**Dataset rows of page text**
= = = = = = =

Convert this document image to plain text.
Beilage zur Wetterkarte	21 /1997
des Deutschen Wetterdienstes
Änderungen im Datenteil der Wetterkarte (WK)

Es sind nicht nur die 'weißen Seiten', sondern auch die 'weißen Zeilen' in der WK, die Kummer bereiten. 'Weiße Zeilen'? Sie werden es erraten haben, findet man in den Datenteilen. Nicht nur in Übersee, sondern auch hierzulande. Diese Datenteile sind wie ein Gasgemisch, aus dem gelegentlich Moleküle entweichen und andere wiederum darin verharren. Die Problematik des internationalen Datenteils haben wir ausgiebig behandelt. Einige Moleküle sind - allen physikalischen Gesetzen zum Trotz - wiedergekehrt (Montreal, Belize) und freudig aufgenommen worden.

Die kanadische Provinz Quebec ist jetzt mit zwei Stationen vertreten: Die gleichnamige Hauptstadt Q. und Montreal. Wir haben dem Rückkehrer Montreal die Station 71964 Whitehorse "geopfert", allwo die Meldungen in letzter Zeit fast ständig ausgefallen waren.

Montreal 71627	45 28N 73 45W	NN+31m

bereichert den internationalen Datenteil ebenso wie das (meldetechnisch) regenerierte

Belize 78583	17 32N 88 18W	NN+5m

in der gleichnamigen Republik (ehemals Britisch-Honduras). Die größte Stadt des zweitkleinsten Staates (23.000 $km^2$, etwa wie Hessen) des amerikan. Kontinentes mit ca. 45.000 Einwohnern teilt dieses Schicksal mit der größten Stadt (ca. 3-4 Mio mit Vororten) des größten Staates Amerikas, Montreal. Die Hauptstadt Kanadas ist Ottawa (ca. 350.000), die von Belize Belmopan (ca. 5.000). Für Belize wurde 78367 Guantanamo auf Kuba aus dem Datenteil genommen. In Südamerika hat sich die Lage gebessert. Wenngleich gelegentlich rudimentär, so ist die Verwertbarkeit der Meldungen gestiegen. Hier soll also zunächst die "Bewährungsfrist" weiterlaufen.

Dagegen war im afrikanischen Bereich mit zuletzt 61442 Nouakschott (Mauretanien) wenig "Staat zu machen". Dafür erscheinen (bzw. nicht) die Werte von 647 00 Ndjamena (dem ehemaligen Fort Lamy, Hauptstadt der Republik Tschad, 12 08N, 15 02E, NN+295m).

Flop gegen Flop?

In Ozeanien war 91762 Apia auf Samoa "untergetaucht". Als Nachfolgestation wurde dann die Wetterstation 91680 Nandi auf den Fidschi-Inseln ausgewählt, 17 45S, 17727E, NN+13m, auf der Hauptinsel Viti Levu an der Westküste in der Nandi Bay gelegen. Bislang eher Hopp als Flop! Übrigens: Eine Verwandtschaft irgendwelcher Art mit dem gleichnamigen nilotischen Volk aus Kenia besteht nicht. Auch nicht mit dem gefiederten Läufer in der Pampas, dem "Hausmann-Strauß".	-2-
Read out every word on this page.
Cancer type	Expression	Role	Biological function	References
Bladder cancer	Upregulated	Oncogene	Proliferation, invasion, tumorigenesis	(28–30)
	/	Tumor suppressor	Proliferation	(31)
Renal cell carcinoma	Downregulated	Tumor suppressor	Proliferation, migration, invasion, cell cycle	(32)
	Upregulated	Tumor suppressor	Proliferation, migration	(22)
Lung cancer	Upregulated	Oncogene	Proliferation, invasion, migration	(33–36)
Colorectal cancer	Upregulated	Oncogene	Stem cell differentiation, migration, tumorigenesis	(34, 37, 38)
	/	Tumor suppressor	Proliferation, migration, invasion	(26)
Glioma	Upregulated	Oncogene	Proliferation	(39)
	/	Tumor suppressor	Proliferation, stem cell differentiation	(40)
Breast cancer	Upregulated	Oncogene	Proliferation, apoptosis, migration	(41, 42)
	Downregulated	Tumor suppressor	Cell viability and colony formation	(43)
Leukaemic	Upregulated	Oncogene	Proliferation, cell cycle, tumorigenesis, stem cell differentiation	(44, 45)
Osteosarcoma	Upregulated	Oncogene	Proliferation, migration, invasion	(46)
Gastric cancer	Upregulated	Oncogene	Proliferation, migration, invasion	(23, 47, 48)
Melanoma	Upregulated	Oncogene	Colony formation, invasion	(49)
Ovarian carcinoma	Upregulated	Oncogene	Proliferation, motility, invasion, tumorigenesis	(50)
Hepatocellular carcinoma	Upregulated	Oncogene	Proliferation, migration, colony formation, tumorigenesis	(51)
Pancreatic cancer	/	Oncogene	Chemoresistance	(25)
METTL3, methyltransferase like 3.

= = = = = = =

**Task instructions**
Repeat the entries above verbatim.

**Exercise output**
Convert this document image to plain text.
Beilage zur Wetterkarte	21 /1997
des Deutschen Wetterdienstes
Änderungen im Datenteil der Wetterkarte (WK)

Es sind nicht nur die 'weißen Seiten', sondern auch die 'weißen Zeilen' in der WK, die Kummer bereiten. 'Weiße Zeilen'? Sie werden es erraten haben, findet man in den Datenteilen. Nicht nur in Übersee, sondern auch hierzulande. Diese Datenteile sind wie ein Gasgemisch, aus dem gelegentlich Moleküle entweichen und andere wiederum darin verharren. Die Problematik des internationalen Datenteils haben wir ausgiebig behandelt. Einige Moleküle sind - allen physikalischen Gesetzen zum Trotz - wiedergekehrt (Montreal, Belize) und freudig aufgenommen worden.

Die kanadische Provinz Quebec ist jetzt mit zwei Stationen vertreten: Die gleichnamige Hauptstadt Q. und Montreal. Wir haben dem Rückkehrer Montreal die Station 71964 Whitehorse "geopfert", allwo die Meldungen in letzter Zeit fast ständig ausgefallen waren.

Montreal 71627	45 28N 73 45W	NN+31m

bereichert den internationalen Datenteil ebenso wie das (meldetechnisch) regenerierte

Belize 78583	17 32N 88 18W	NN+5m

in der gleichnamigen Republik (ehemals Britisch-Honduras). Die größte Stadt des zweitkleinsten Staates (23.000 $km^2$, etwa wie Hessen) des amerikan. Kontinentes mit ca. 45.000 Einwohnern teilt dieses Schicksal mit der größten Stadt (ca. 3-4 Mio mit Vororten) des größten Staates Amerikas, Montreal. Die Hauptstadt Kanadas ist Ottawa (ca. 350.000), die von Belize Belmopan (ca. 5.000). Für Belize wurde 78367 Guantanamo auf Kuba aus dem Datenteil genommen. In Südamerika hat sich die Lage gebessert. Wenngleich gelegentlich rudimentär, so ist die Verwertbarkeit der Meldungen gestiegen. Hier soll also zunächst die "Bewährungsfrist" weiterlaufen.

Dagegen war im afrikanischen Bereich mit zuletzt 61442 Nouakschott (Mauretanien) wenig "Staat zu machen". Dafür erscheinen (bzw. nicht) die Werte von 647 00 Ndjamena (dem ehemaligen Fort Lamy, Hauptstadt der Republik Tschad, 12 08N, 15 02E, NN+295m).

Flop gegen Flop?

In Ozeanien war 91762 Apia auf Samoa "untergetaucht". Als Nachfolgestation wurde dann die Wetterstation 91680 Nandi auf den Fidschi-Inseln ausgewählt, 17 45S, 17727E, NN+13m, auf der Hauptinsel Viti Levu an der Westküste in der Nandi Bay gelegen. Bislang eher Hopp als Flop! Übrigens: Eine Verwandtschaft irgendwelcher Art mit dem gleichnamigen nilotischen Volk aus Kenia besteht nicht. Auch nicht mit dem gefiederten Läufer in der Pampas, dem "Hausmann-Strauß".	-2-
Read out every word on this page.
Cancer type	Expression	Role	Biological function	References
Bladder cancer	Upregulated	Oncogene	Proliferation, invasion, tumorigenesis	(28–30)
	/	Tumor suppressor	Proliferation	(31)
Renal cell carcinoma	Downregulated	Tumor suppressor	Proliferation, migration, invasion, cell cycle	(32)
	Upregulated	Tumor suppressor	Proliferation, migration	(22)
Lung cancer	Upregulated	Oncogene	Proliferation, invasion, migration	(33–36)
Colorectal cancer	Upregulated	Oncogene	Stem cell differentiation, migration, tumorigenesis	(34, 37, 38)
	/	Tumor suppressor	Proliferation, migration, invasion	(26)
Glioma	Upregulated	Oncogene	Proliferation	(39)
	/	Tumor suppressor	Proliferation, stem cell differentiation	(40)
Breast cancer	Upregulated	Oncogene	Proliferation, apoptosis, migration	(41, 42)
	Downregulated	Tumor suppressor	Cell viability and colony formation	(43)
Leukaemic	Upregulated	Oncogene	Proliferation, cell cycle, tumorigenesis, stem cell differentiation	(44, 45)
Osteosarcoma	Upregulated	Oncogene	Proliferation, migration, invasion	(46)
Gastric cancer	Upregulated	Oncogene	Proliferation, migration, invasion	(23, 47, 48)
Melanoma	Upregulated	Oncogene	Colony formation, invasion	(49)
Ovarian carcinoma	Upregulated	Oncogene	Proliferation, motility, invasion, tumorigenesis	(50)
Hepatocellular carcinoma	Upregulated	Oncogene	Proliferation, migration, colony formation, tumorigenesis	(51)
Pancreatic cancer	/	Oncogene	Chemoresistance	(25)
METTL3, methyltransferase like 3.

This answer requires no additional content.